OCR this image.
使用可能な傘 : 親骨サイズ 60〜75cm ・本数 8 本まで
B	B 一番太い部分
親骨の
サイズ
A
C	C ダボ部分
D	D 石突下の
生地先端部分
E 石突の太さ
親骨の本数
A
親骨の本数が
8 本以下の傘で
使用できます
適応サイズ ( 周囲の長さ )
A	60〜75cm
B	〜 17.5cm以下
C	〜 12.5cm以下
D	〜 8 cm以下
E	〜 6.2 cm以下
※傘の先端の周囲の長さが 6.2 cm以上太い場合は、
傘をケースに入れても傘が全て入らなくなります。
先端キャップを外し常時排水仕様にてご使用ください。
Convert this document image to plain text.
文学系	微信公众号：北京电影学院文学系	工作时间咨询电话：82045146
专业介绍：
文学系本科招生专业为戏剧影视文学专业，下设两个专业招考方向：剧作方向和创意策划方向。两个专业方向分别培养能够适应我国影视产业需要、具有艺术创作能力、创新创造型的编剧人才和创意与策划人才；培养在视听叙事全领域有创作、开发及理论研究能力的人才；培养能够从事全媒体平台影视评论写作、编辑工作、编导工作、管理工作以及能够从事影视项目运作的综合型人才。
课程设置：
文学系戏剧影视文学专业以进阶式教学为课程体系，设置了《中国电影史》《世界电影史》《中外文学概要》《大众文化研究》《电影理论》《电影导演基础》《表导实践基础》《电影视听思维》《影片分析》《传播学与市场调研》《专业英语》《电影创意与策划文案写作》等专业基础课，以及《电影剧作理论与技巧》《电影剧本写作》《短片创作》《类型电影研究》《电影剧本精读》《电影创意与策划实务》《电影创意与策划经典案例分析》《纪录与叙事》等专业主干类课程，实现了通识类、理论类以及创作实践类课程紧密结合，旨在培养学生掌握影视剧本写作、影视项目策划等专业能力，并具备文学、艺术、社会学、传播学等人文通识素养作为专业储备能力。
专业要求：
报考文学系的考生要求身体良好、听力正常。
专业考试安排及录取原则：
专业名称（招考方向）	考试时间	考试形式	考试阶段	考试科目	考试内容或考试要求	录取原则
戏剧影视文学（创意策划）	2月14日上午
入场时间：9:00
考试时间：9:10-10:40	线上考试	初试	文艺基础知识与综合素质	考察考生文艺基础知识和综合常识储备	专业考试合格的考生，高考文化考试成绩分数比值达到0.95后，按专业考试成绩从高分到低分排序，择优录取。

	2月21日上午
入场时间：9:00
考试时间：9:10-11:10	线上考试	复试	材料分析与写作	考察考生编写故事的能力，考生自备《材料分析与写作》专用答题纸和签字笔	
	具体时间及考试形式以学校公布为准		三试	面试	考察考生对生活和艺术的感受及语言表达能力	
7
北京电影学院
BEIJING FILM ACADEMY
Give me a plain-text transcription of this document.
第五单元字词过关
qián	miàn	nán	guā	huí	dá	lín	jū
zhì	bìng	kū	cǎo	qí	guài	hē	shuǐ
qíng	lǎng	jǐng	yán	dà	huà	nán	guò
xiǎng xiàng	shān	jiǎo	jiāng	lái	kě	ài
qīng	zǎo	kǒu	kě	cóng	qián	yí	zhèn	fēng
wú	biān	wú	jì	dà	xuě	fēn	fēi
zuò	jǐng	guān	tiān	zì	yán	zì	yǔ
---
● Brief
Exactly how many lines in the data above contain the word "线上考试"? Respond with the number and nothing more.

● Task solution
2